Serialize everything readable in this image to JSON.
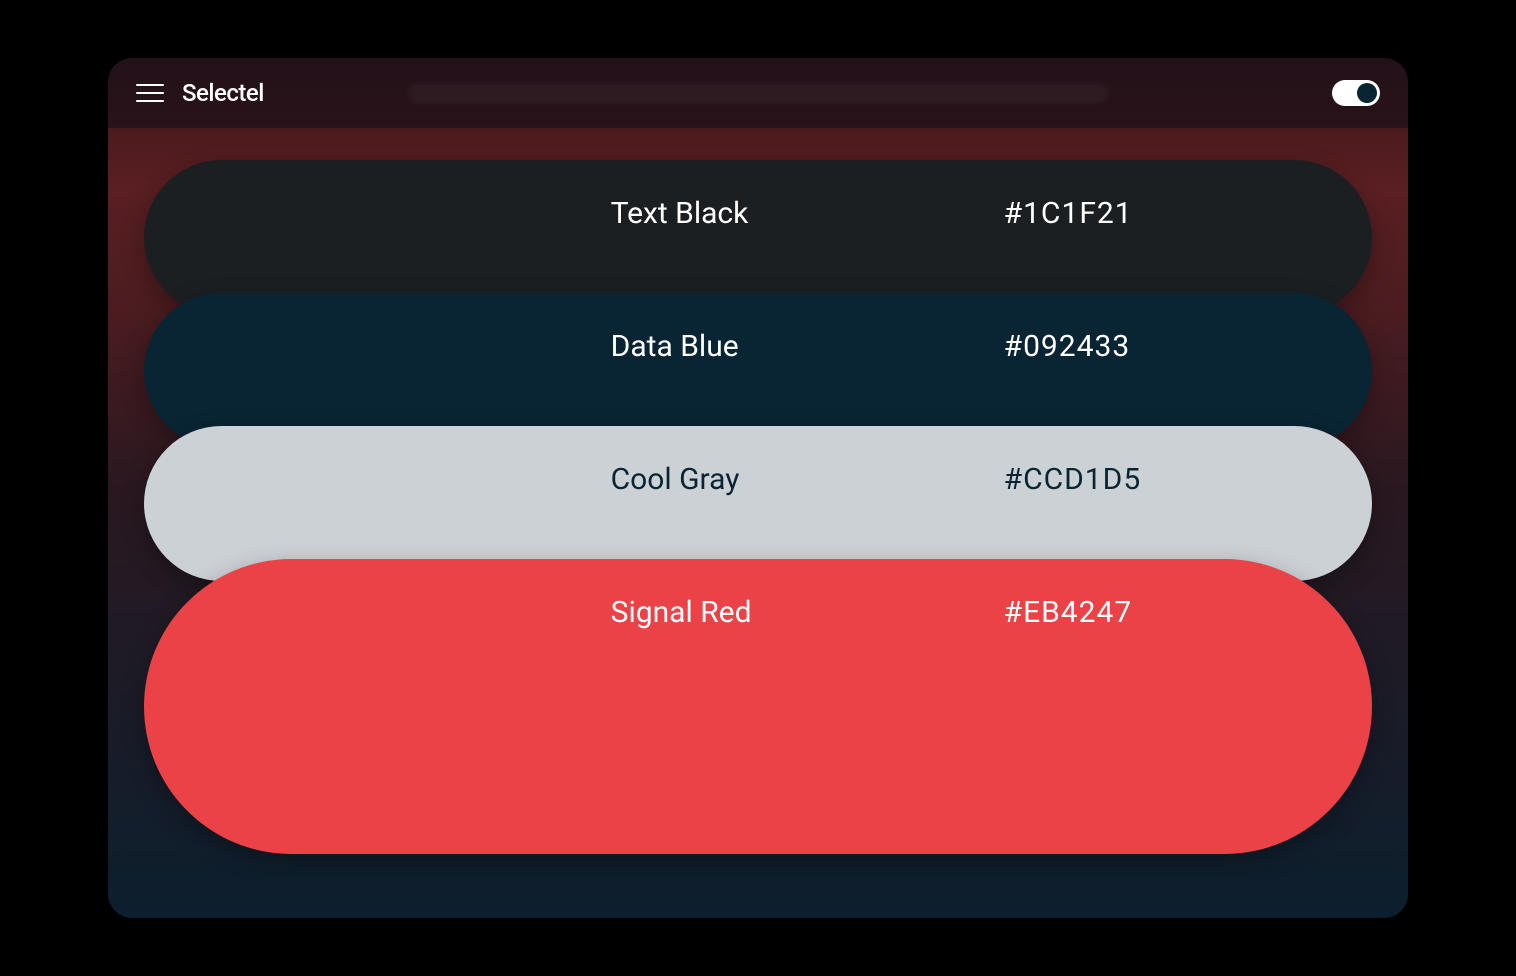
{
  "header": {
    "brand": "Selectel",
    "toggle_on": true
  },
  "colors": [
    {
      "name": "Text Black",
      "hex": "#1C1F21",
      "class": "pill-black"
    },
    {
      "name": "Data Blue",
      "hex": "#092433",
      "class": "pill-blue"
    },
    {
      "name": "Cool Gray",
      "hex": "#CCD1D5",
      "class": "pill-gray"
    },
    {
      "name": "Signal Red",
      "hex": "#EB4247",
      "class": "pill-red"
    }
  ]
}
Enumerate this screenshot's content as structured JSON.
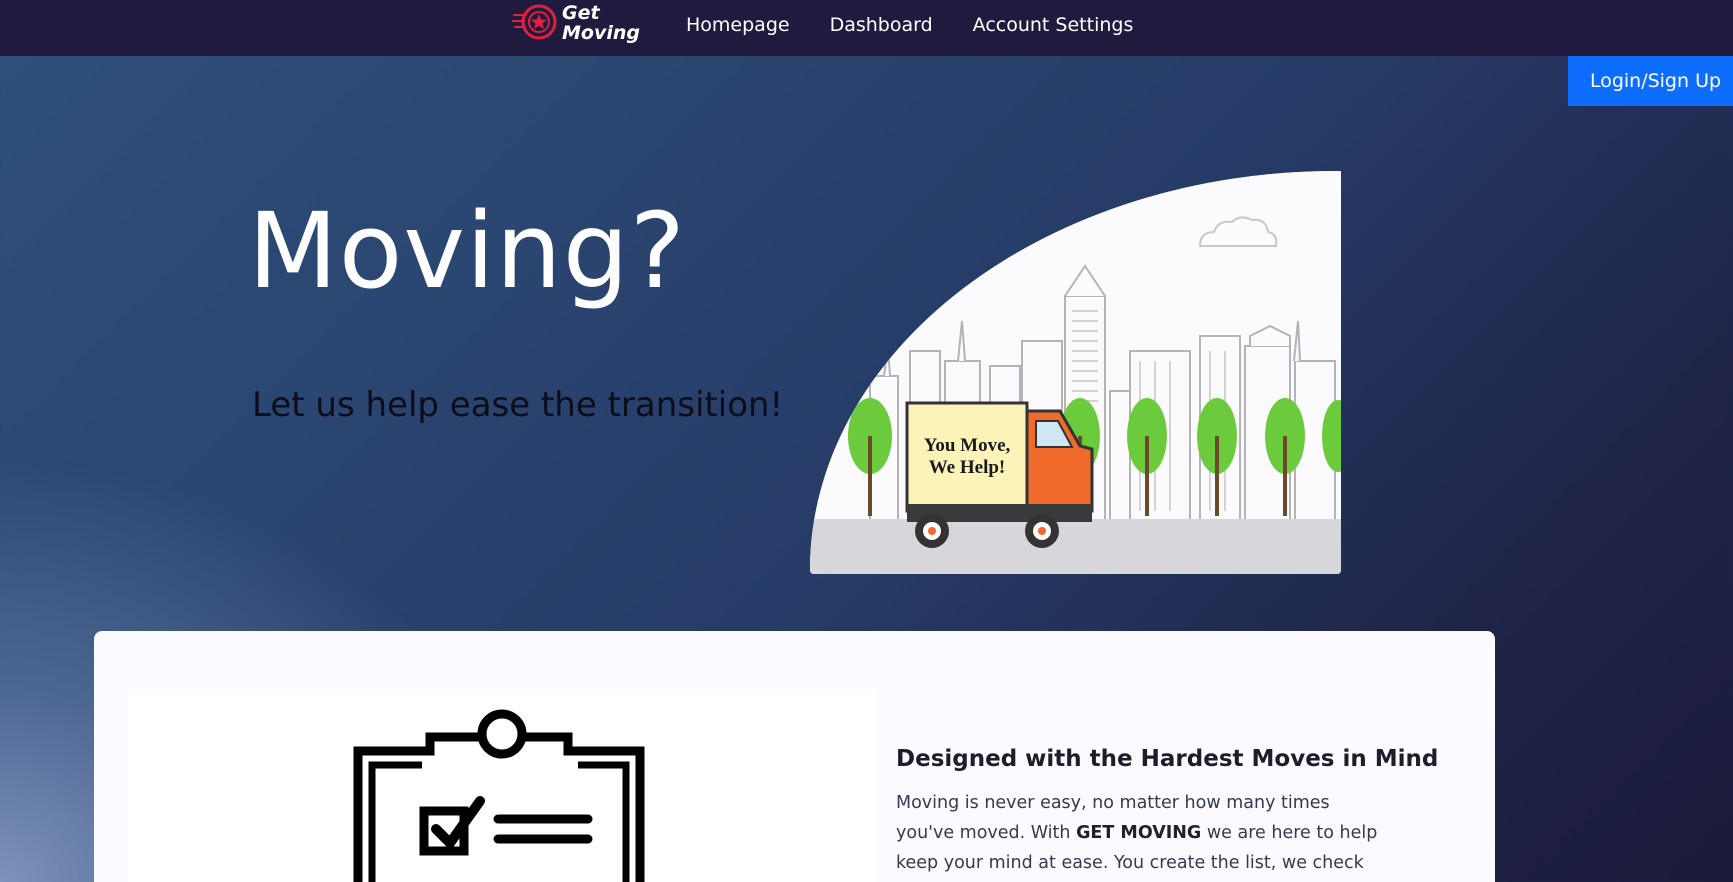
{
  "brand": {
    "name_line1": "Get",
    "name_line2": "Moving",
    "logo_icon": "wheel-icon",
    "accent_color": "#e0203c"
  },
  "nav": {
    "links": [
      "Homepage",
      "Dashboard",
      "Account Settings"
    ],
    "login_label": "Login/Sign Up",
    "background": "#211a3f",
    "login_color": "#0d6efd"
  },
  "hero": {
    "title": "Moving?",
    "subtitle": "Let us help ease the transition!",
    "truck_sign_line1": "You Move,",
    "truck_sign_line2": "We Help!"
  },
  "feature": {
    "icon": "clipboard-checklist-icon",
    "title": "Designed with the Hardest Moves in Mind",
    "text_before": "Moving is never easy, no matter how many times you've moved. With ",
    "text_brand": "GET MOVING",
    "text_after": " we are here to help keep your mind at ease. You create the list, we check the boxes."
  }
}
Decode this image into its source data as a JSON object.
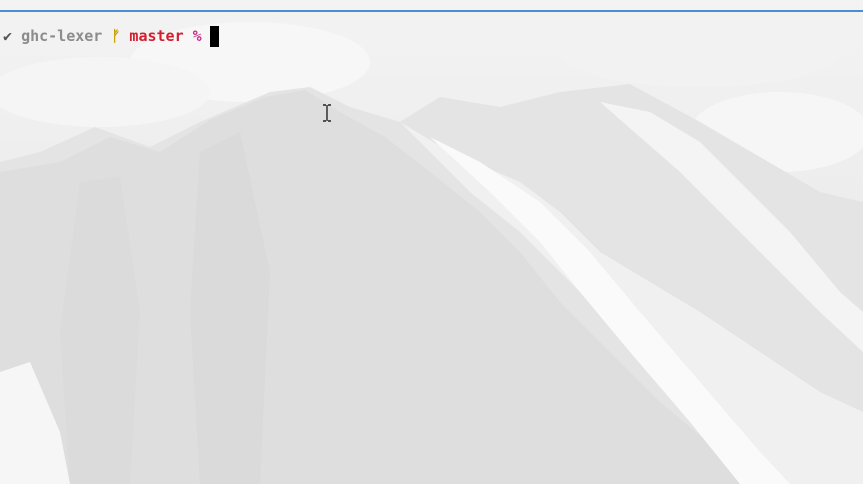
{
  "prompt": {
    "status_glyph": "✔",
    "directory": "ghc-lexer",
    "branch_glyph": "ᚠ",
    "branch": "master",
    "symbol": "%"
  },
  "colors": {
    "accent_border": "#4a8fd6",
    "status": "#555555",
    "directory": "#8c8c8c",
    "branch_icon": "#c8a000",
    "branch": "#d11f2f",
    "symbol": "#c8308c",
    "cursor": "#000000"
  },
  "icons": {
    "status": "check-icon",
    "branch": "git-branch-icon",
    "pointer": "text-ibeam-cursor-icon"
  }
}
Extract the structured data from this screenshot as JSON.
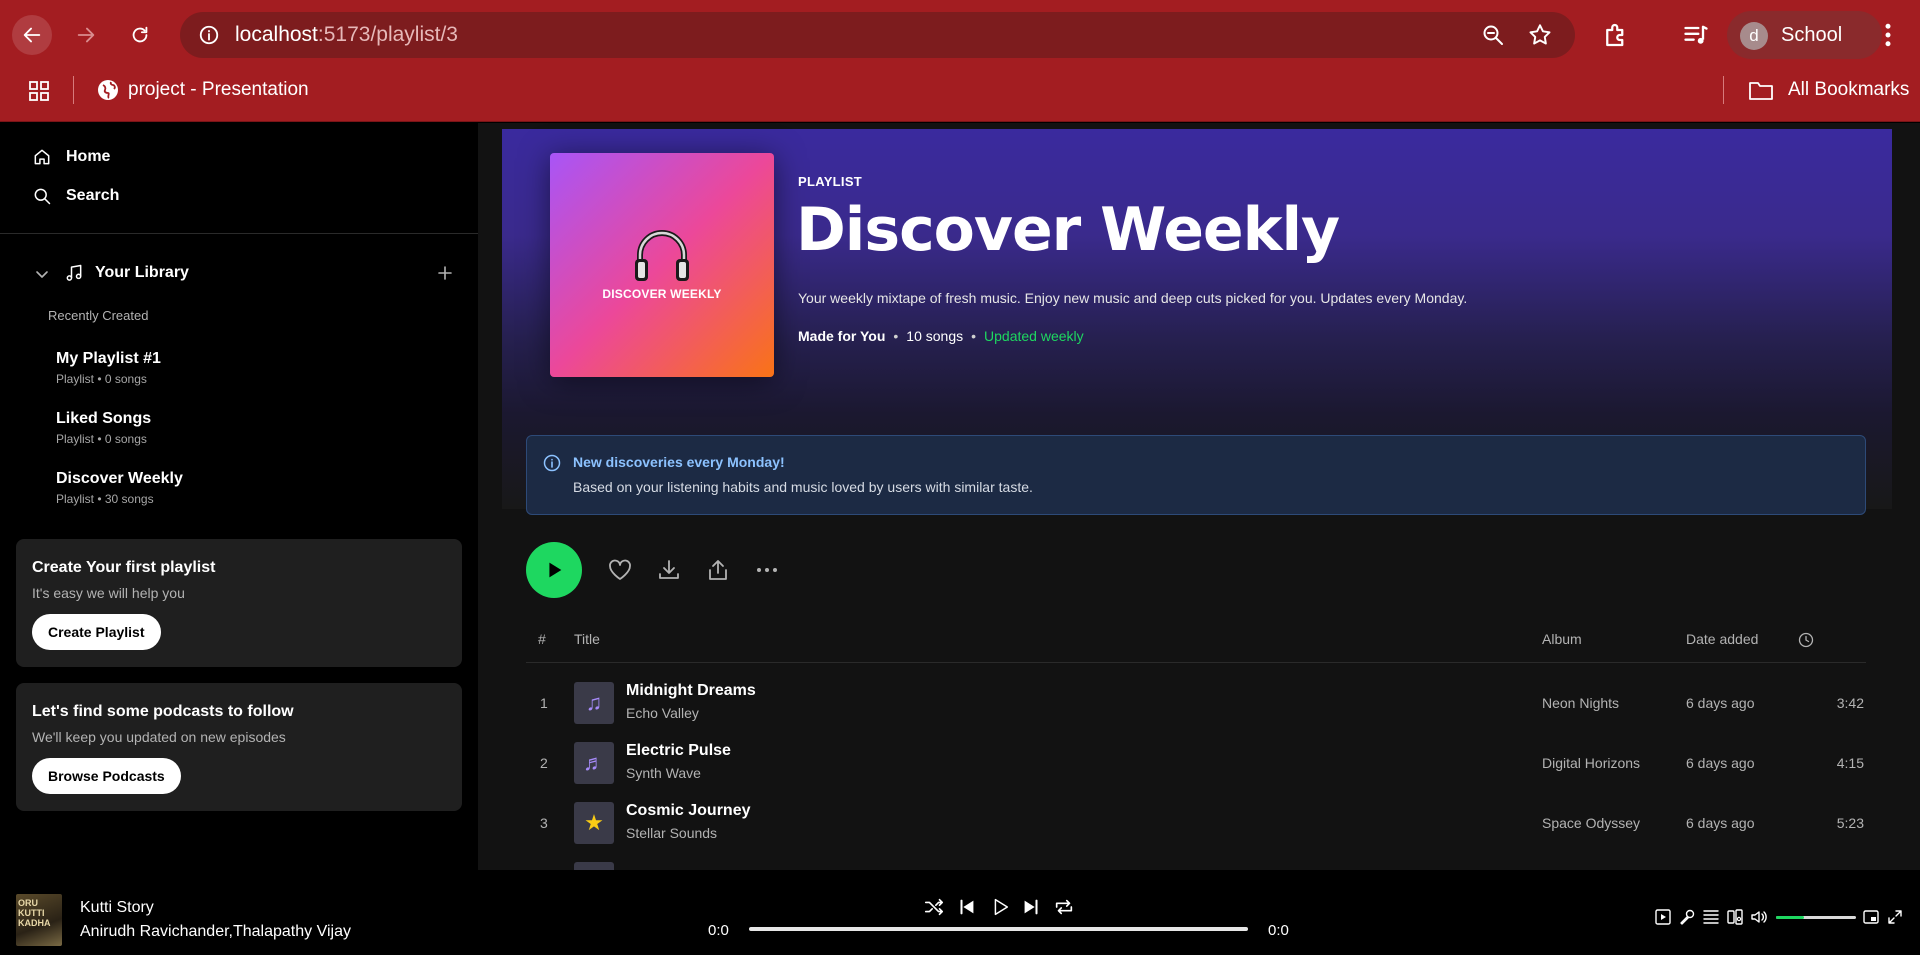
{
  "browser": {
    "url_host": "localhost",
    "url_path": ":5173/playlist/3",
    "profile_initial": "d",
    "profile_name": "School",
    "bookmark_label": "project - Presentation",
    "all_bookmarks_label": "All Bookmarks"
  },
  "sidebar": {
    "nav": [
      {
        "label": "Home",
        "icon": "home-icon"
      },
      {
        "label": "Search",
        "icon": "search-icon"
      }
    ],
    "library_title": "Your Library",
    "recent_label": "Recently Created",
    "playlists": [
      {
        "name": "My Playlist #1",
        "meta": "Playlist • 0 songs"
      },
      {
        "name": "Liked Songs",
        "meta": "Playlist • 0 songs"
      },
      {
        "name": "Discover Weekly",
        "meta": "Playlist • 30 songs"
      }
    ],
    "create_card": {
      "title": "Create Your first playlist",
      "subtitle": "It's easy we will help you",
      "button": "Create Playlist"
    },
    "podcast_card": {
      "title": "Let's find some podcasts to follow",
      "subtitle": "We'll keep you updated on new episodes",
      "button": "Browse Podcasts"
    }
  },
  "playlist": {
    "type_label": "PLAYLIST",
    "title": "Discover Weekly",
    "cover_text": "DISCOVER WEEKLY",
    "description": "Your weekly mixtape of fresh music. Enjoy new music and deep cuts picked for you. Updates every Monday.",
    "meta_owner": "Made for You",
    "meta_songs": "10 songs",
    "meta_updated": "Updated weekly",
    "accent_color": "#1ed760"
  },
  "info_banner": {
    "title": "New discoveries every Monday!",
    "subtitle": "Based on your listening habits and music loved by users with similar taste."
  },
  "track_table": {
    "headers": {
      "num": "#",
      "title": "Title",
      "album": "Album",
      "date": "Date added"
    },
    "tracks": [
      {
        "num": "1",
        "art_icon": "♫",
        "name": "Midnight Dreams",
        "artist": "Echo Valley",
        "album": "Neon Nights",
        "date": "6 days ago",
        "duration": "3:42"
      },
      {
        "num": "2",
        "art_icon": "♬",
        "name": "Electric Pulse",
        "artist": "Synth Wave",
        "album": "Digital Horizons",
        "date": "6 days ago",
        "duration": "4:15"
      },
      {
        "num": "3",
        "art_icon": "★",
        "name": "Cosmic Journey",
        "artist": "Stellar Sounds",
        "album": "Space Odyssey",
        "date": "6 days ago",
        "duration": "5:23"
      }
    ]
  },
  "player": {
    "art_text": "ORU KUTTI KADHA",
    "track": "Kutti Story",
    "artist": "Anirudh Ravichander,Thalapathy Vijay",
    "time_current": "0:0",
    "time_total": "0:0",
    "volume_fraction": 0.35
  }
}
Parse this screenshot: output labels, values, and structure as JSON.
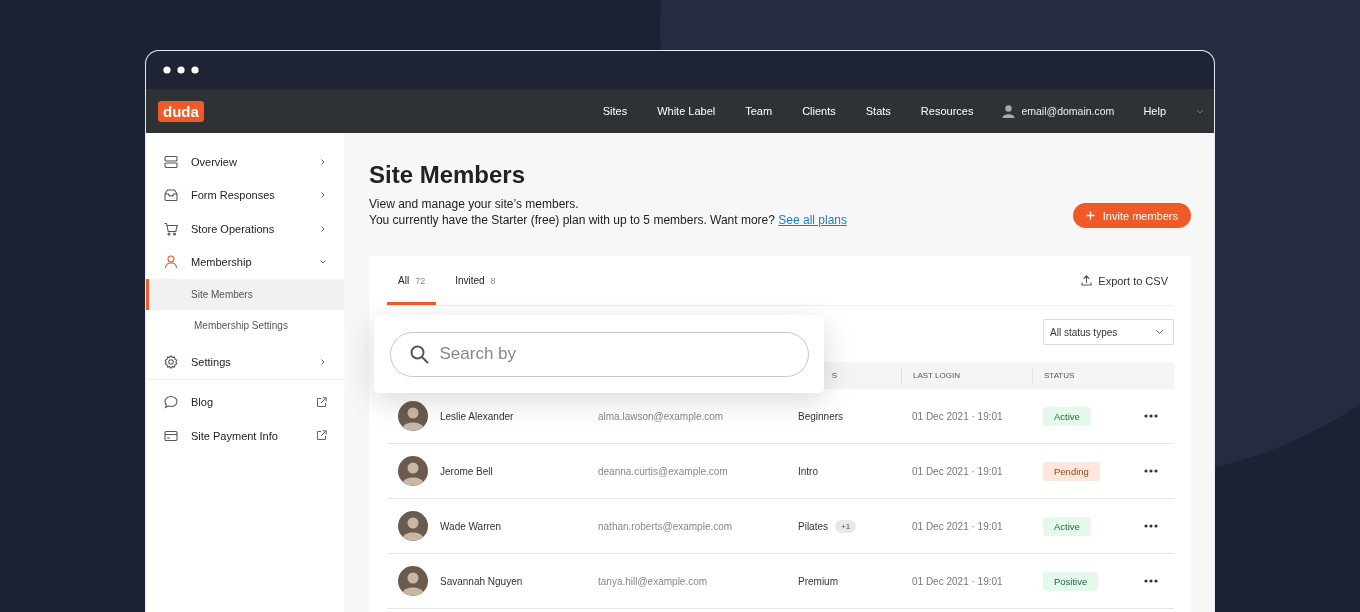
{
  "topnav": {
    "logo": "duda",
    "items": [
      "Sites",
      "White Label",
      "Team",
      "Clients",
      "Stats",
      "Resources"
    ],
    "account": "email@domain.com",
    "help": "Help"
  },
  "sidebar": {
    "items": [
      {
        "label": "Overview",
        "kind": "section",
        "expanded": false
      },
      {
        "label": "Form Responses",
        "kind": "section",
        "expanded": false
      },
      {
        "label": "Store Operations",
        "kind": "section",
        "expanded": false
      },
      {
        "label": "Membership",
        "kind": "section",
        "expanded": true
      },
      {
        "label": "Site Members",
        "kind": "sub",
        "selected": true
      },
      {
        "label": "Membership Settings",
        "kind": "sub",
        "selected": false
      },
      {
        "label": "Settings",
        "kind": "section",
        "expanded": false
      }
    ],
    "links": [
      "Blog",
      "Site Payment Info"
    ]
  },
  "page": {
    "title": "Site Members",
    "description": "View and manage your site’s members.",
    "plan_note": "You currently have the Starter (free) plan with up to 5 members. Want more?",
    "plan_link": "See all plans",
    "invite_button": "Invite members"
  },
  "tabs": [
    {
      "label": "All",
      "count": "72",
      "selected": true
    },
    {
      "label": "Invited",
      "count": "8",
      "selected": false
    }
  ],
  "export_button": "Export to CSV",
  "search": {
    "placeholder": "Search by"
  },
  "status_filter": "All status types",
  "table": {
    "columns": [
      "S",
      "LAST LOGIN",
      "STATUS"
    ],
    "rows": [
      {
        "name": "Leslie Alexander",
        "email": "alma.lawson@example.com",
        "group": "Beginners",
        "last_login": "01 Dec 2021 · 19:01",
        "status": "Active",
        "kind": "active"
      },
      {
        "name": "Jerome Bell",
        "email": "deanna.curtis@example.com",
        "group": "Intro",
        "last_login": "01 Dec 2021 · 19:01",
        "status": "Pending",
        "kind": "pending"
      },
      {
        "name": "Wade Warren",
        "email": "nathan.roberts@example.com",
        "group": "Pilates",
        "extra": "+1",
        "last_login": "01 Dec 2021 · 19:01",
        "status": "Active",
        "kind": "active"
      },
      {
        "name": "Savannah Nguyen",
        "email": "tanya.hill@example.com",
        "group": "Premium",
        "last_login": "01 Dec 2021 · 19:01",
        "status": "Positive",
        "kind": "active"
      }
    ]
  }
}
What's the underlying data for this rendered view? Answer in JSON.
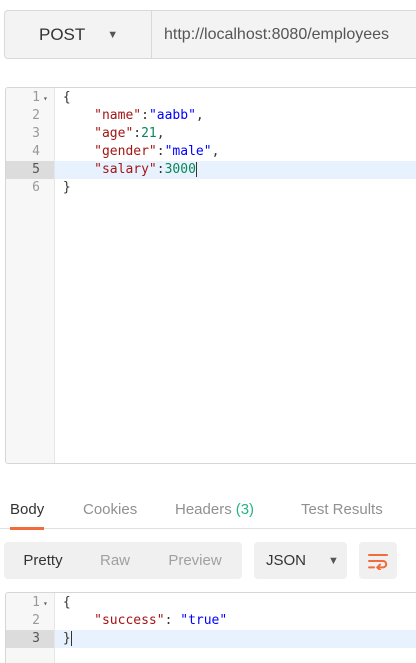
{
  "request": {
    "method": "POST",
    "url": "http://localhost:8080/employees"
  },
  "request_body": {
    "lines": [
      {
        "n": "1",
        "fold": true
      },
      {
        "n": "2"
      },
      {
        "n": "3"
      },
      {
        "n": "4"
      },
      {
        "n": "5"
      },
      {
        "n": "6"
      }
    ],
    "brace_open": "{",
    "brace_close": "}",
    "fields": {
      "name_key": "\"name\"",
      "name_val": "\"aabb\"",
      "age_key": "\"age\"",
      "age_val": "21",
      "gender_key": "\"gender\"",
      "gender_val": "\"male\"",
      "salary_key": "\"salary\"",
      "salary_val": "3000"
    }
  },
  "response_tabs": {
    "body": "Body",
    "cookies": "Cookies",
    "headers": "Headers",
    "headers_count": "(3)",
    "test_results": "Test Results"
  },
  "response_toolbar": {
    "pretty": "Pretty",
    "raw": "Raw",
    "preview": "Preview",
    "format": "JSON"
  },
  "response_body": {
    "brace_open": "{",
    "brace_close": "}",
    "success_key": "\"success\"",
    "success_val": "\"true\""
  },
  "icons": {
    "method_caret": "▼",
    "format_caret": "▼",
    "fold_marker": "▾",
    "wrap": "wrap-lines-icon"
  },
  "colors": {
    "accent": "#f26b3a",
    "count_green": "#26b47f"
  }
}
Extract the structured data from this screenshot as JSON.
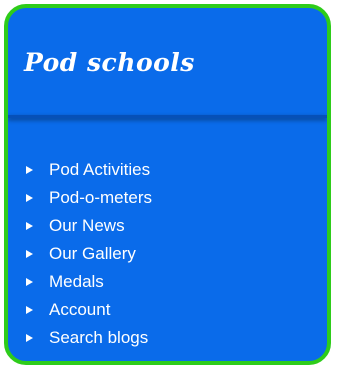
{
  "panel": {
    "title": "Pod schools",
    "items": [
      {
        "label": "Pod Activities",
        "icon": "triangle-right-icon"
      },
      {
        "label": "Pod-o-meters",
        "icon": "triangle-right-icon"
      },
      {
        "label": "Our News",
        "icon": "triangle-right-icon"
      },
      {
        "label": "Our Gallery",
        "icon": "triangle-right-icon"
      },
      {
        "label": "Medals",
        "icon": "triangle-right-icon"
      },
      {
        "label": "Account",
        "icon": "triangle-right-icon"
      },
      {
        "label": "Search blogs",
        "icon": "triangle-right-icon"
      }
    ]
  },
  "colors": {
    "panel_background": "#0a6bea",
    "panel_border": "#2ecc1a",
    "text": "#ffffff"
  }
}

• • • • • • •

### To do
Lines containing the word "true" are to be counted in the listing; state their number alone.

### Result of this task
6